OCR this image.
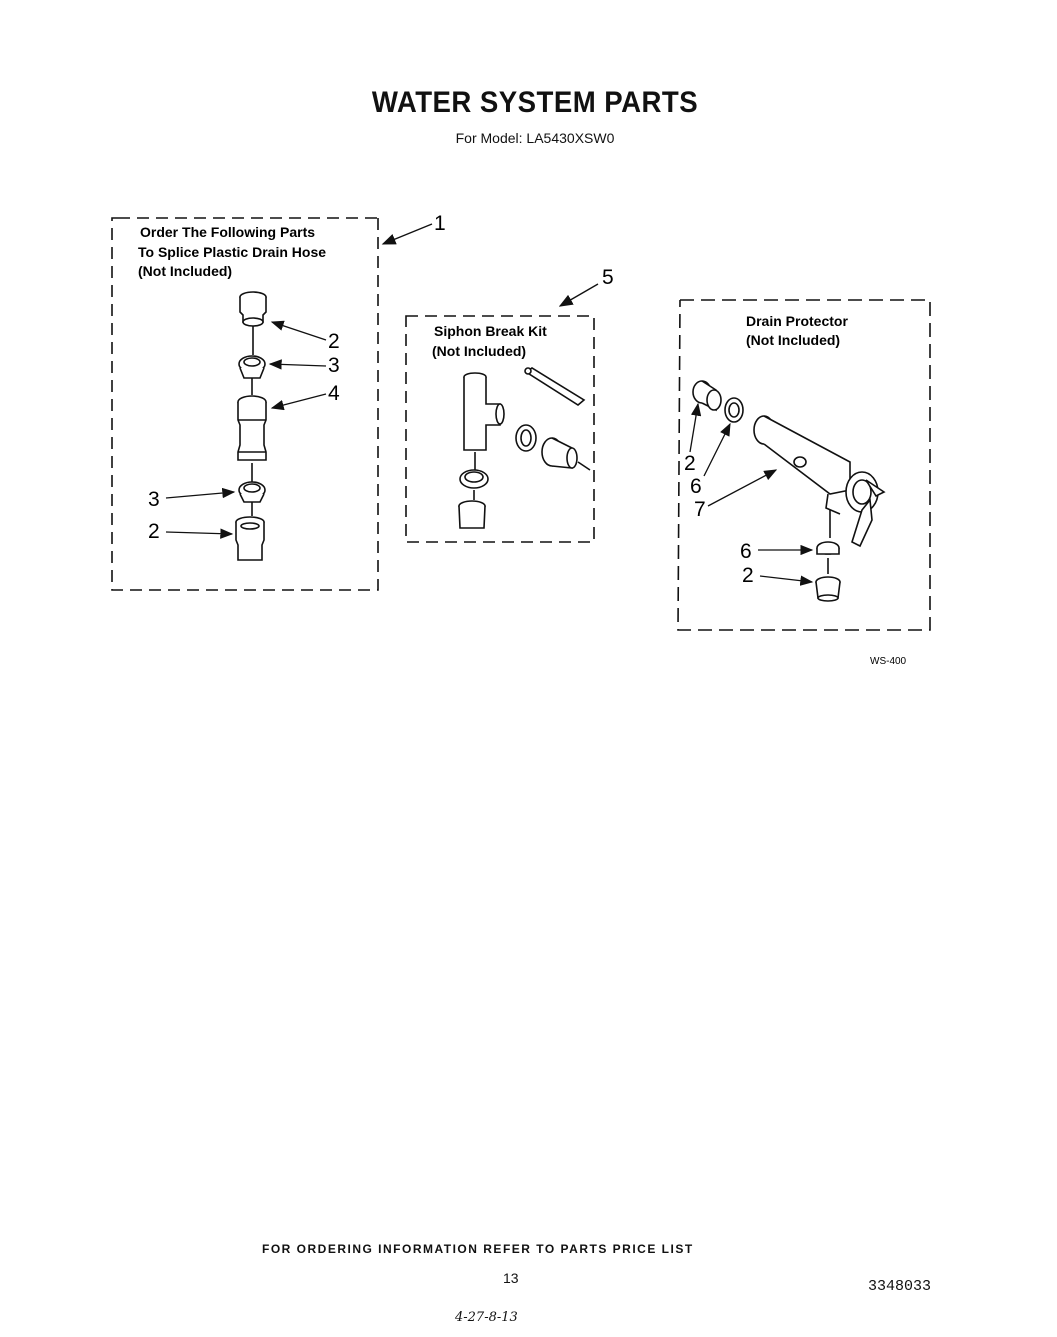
WATER SYSTEM PARTS
For Model: LA5430XSW0
Order The Following Parts
To Splice Plastic Drain Hose
(Not Included)
1
2
3
4
3
2
Siphon Break Kit
(Not Included)
5
Drain Protector
(Not Included)
2
6
7
6
2
WS-400
FOR ORDERING INFORMATION REFER TO PARTS PRICE LIST
13	3348033
4-27-8-13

■ Exercise directions: Extract every line of the data exactly; pictures stay out.

■ The output:
OCR this image.
WATER SYSTEM PARTS
For Model: LA5430XSW0
Order The Following Parts
To Splice Plastic Drain Hose
(Not Included)
1
2
3
4
3
2
Siphon Break Kit
(Not Included)
5
Drain Protector
(Not Included)
2
6
7
6
2
WS-400
FOR ORDERING INFORMATION REFER TO PARTS PRICE LIST
13	3348033
4-27-8-13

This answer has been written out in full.